_Stored dataset items_:
■ ■ ■
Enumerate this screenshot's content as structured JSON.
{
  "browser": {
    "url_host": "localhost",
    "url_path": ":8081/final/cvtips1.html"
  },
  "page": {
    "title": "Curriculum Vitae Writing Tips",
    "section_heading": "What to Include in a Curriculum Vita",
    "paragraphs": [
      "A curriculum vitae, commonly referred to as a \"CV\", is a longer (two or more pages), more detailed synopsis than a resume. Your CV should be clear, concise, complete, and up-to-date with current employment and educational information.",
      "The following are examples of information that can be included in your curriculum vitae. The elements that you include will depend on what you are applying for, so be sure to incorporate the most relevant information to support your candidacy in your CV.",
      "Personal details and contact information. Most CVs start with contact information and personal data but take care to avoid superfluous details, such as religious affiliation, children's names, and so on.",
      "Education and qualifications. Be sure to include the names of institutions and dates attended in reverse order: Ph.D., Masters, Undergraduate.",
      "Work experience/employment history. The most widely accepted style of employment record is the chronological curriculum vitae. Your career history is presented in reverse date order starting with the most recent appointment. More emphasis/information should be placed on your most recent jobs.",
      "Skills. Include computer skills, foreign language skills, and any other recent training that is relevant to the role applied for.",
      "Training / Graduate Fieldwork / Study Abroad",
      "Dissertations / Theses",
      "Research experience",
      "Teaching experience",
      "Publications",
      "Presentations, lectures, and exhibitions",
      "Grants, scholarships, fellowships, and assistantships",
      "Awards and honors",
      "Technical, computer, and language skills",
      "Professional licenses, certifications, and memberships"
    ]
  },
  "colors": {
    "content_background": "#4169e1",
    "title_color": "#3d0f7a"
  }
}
■ ■ ■
_Request_:
Quote each line above in full, word for word.

_Written solution_:
Enumerate this screenshot's content as structured JSON.
{
  "browser": {
    "url_host": "localhost",
    "url_path": ":8081/final/cvtips1.html"
  },
  "page": {
    "title": "Curriculum Vitae Writing Tips",
    "section_heading": "What to Include in a Curriculum Vita",
    "paragraphs": [
      "A curriculum vitae, commonly referred to as a \"CV\", is a longer (two or more pages), more detailed synopsis than a resume. Your CV should be clear, concise, complete, and up-to-date with current employment and educational information.",
      "The following are examples of information that can be included in your curriculum vitae. The elements that you include will depend on what you are applying for, so be sure to incorporate the most relevant information to support your candidacy in your CV.",
      "Personal details and contact information. Most CVs start with contact information and personal data but take care to avoid superfluous details, such as religious affiliation, children's names, and so on.",
      "Education and qualifications. Be sure to include the names of institutions and dates attended in reverse order: Ph.D., Masters, Undergraduate.",
      "Work experience/employment history. The most widely accepted style of employment record is the chronological curriculum vitae. Your career history is presented in reverse date order starting with the most recent appointment. More emphasis/information should be placed on your most recent jobs.",
      "Skills. Include computer skills, foreign language skills, and any other recent training that is relevant to the role applied for.",
      "Training / Graduate Fieldwork / Study Abroad",
      "Dissertations / Theses",
      "Research experience",
      "Teaching experience",
      "Publications",
      "Presentations, lectures, and exhibitions",
      "Grants, scholarships, fellowships, and assistantships",
      "Awards and honors",
      "Technical, computer, and language skills",
      "Professional licenses, certifications, and memberships"
    ]
  },
  "colors": {
    "content_background": "#4169e1",
    "title_color": "#3d0f7a"
  }
}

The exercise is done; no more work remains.